[Start Source data]
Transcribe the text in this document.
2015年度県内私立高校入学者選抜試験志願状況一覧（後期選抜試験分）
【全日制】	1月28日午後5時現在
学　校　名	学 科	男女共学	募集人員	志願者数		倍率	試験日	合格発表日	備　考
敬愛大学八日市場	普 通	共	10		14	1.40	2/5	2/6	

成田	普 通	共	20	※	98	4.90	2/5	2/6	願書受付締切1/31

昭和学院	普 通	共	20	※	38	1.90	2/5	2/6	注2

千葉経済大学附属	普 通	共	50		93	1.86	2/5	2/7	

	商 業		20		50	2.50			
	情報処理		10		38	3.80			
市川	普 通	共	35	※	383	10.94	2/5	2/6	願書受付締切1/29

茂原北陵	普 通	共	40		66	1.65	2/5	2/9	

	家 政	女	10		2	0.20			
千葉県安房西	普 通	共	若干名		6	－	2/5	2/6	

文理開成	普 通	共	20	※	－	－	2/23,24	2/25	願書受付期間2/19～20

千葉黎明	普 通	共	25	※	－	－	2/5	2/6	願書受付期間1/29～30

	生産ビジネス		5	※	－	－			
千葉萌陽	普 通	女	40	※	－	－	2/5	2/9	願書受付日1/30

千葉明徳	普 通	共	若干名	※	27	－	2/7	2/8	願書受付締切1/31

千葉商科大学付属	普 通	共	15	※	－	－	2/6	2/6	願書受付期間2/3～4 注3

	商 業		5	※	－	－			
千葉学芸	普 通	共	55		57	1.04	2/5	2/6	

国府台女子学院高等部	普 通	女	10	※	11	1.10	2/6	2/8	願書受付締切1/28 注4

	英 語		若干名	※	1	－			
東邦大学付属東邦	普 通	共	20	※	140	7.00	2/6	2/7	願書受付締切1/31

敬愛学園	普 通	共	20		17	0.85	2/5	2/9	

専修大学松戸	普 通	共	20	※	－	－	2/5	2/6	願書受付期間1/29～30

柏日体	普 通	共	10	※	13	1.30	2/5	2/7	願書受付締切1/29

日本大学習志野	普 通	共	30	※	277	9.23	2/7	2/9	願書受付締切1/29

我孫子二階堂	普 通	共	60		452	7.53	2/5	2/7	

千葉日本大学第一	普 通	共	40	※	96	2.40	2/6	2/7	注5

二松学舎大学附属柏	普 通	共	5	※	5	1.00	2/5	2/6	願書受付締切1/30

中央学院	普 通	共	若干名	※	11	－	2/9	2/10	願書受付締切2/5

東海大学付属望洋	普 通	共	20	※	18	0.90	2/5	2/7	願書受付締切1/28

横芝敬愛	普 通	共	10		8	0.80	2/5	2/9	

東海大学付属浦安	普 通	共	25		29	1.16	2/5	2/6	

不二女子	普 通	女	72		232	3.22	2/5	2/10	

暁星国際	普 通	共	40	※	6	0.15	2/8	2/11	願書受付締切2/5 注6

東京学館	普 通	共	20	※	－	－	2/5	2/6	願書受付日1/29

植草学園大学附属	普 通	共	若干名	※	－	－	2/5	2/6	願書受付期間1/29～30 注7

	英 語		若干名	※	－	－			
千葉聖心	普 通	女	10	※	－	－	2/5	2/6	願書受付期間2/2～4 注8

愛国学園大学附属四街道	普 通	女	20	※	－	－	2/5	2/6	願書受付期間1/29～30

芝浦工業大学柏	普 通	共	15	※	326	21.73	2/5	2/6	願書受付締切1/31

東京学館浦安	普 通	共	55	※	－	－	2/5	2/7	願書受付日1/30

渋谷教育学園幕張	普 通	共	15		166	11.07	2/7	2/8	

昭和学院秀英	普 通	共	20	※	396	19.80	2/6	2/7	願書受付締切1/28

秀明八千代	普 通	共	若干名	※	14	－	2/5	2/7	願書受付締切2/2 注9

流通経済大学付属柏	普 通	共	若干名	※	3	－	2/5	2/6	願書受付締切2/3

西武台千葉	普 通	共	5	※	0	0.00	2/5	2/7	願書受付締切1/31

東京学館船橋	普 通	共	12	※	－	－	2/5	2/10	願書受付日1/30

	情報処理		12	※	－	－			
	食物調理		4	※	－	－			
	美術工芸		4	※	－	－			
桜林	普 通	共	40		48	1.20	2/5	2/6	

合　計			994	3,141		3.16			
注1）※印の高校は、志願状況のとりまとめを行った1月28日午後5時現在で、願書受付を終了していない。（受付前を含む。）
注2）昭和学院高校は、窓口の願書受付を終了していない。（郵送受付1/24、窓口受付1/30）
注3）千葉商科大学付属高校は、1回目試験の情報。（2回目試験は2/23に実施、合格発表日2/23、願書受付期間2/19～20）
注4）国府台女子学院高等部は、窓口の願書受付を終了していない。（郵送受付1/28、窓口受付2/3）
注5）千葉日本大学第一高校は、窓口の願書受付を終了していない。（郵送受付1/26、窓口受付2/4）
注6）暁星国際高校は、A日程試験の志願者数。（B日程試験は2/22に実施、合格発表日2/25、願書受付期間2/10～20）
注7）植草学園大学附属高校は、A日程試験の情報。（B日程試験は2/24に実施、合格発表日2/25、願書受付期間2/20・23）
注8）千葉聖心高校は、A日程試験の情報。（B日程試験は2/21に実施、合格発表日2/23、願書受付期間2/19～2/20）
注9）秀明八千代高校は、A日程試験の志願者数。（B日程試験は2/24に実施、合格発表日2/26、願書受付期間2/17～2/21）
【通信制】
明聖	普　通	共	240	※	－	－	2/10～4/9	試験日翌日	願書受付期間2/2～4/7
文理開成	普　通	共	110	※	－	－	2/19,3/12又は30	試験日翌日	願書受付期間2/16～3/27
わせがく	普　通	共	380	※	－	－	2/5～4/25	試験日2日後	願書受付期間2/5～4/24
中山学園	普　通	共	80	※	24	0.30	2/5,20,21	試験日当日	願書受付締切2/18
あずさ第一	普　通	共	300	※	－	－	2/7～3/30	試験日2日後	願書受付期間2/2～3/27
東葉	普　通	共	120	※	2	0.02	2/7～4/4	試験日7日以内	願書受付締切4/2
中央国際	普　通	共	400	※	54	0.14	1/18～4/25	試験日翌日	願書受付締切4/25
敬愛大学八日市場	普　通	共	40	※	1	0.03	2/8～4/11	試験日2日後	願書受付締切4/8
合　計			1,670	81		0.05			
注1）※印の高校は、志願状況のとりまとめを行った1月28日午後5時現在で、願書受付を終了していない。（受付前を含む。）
[End Source data]
▶ Given instruction
Extract all the material, leaving every line as it is.

▶ The result
Transcribe the text in this document.
2015年度県内私立高校入学者選抜試験志願状況一覧（後期選抜試験分）
【全日制】	1月28日午後5時現在
学　校　名	学 科	男女共学	募集人員	志願者数		倍率	試験日	合格発表日	備　考
敬愛大学八日市場	普 通	共	10		14	1.40	2/5	2/6	

成田	普 通	共	20	※	98	4.90	2/5	2/6	願書受付締切1/31

昭和学院	普 通	共	20	※	38	1.90	2/5	2/6	注2

千葉経済大学附属	普 通	共	50		93	1.86	2/5	2/7	

	商 業		20		50	2.50			
	情報処理		10		38	3.80			
市川	普 通	共	35	※	383	10.94	2/5	2/6	願書受付締切1/29

茂原北陵	普 通	共	40		66	1.65	2/5	2/9	

	家 政	女	10		2	0.20			
千葉県安房西	普 通	共	若干名		6	－	2/5	2/6	

文理開成	普 通	共	20	※	－	－	2/23,24	2/25	願書受付期間2/19～20

千葉黎明	普 通	共	25	※	－	－	2/5	2/6	願書受付期間1/29～30

	生産ビジネス		5	※	－	－			
千葉萌陽	普 通	女	40	※	－	－	2/5	2/9	願書受付日1/30

千葉明徳	普 通	共	若干名	※	27	－	2/7	2/8	願書受付締切1/31

千葉商科大学付属	普 通	共	15	※	－	－	2/6	2/6	願書受付期間2/3～4 注3

	商 業		5	※	－	－			
千葉学芸	普 通	共	55		57	1.04	2/5	2/6	

国府台女子学院高等部	普 通	女	10	※	11	1.10	2/6	2/8	願書受付締切1/28 注4

	英 語		若干名	※	1	－			
東邦大学付属東邦	普 通	共	20	※	140	7.00	2/6	2/7	願書受付締切1/31

敬愛学園	普 通	共	20		17	0.85	2/5	2/9	

専修大学松戸	普 通	共	20	※	－	－	2/5	2/6	願書受付期間1/29～30

柏日体	普 通	共	10	※	13	1.30	2/5	2/7	願書受付締切1/29

日本大学習志野	普 通	共	30	※	277	9.23	2/7	2/9	願書受付締切1/29

我孫子二階堂	普 通	共	60		452	7.53	2/5	2/7	

千葉日本大学第一	普 通	共	40	※	96	2.40	2/6	2/7	注5

二松学舎大学附属柏	普 通	共	5	※	5	1.00	2/5	2/6	願書受付締切1/30

中央学院	普 通	共	若干名	※	11	－	2/9	2/10	願書受付締切2/5

東海大学付属望洋	普 通	共	20	※	18	0.90	2/5	2/7	願書受付締切1/28

横芝敬愛	普 通	共	10		8	0.80	2/5	2/9	

東海大学付属浦安	普 通	共	25		29	1.16	2/5	2/6	

不二女子	普 通	女	72		232	3.22	2/5	2/10	

暁星国際	普 通	共	40	※	6	0.15	2/8	2/11	願書受付締切2/5 注6

東京学館	普 通	共	20	※	－	－	2/5	2/6	願書受付日1/29

植草学園大学附属	普 通	共	若干名	※	－	－	2/5	2/6	願書受付期間1/29～30 注7

	英 語		若干名	※	－	－			
千葉聖心	普 通	女	10	※	－	－	2/5	2/6	願書受付期間2/2～4 注8

愛国学園大学附属四街道	普 通	女	20	※	－	－	2/5	2/6	願書受付期間1/29～30

芝浦工業大学柏	普 通	共	15	※	326	21.73	2/5	2/6	願書受付締切1/31

東京学館浦安	普 通	共	55	※	－	－	2/5	2/7	願書受付日1/30

渋谷教育学園幕張	普 通	共	15		166	11.07	2/7	2/8	

昭和学院秀英	普 通	共	20	※	396	19.80	2/6	2/7	願書受付締切1/28

秀明八千代	普 通	共	若干名	※	14	－	2/5	2/7	願書受付締切2/2 注9

流通経済大学付属柏	普 通	共	若干名	※	3	－	2/5	2/6	願書受付締切2/3

西武台千葉	普 通	共	5	※	0	0.00	2/5	2/7	願書受付締切1/31

東京学館船橋	普 通	共	12	※	－	－	2/5	2/10	願書受付日1/30

	情報処理		12	※	－	－			
	食物調理		4	※	－	－			
	美術工芸		4	※	－	－			
桜林	普 通	共	40		48	1.20	2/5	2/6	

合　計			994	3,141		3.16			
注1）※印の高校は、志願状況のとりまとめを行った1月28日午後5時現在で、願書受付を終了していない。（受付前を含む。）
注2）昭和学院高校は、窓口の願書受付を終了していない。（郵送受付1/24、窓口受付1/30）
注3）千葉商科大学付属高校は、1回目試験の情報。（2回目試験は2/23に実施、合格発表日2/23、願書受付期間2/19～20）
注4）国府台女子学院高等部は、窓口の願書受付を終了していない。（郵送受付1/28、窓口受付2/3）
注5）千葉日本大学第一高校は、窓口の願書受付を終了していない。（郵送受付1/26、窓口受付2/4）
注6）暁星国際高校は、A日程試験の志願者数。（B日程試験は2/22に実施、合格発表日2/25、願書受付期間2/10～20）
注7）植草学園大学附属高校は、A日程試験の情報。（B日程試験は2/24に実施、合格発表日2/25、願書受付期間2/20・23）
注8）千葉聖心高校は、A日程試験の情報。（B日程試験は2/21に実施、合格発表日2/23、願書受付期間2/19～2/20）
注9）秀明八千代高校は、A日程試験の志願者数。（B日程試験は2/24に実施、合格発表日2/26、願書受付期間2/17～2/21）
【通信制】
明聖	普　通	共	240	※	－	－	2/10～4/9	試験日翌日	願書受付期間2/2～4/7
文理開成	普　通	共	110	※	－	－	2/19,3/12又は30	試験日翌日	願書受付期間2/16～3/27
わせがく	普　通	共	380	※	－	－	2/5～4/25	試験日2日後	願書受付期間2/5～4/24
中山学園	普　通	共	80	※	24	0.30	2/5,20,21	試験日当日	願書受付締切2/18
あずさ第一	普　通	共	300	※	－	－	2/7～3/30	試験日2日後	願書受付期間2/2～3/27
東葉	普　通	共	120	※	2	0.02	2/7～4/4	試験日7日以内	願書受付締切4/2
中央国際	普　通	共	400	※	54	0.14	1/18～4/25	試験日翌日	願書受付締切4/25
敬愛大学八日市場	普　通	共	40	※	1	0.03	2/8～4/11	試験日2日後	願書受付締切4/8
合　計			1,670	81		0.05			
注1）※印の高校は、志願状況のとりまとめを行った1月28日午後5時現在で、願書受付を終了していない。（受付前を含む。）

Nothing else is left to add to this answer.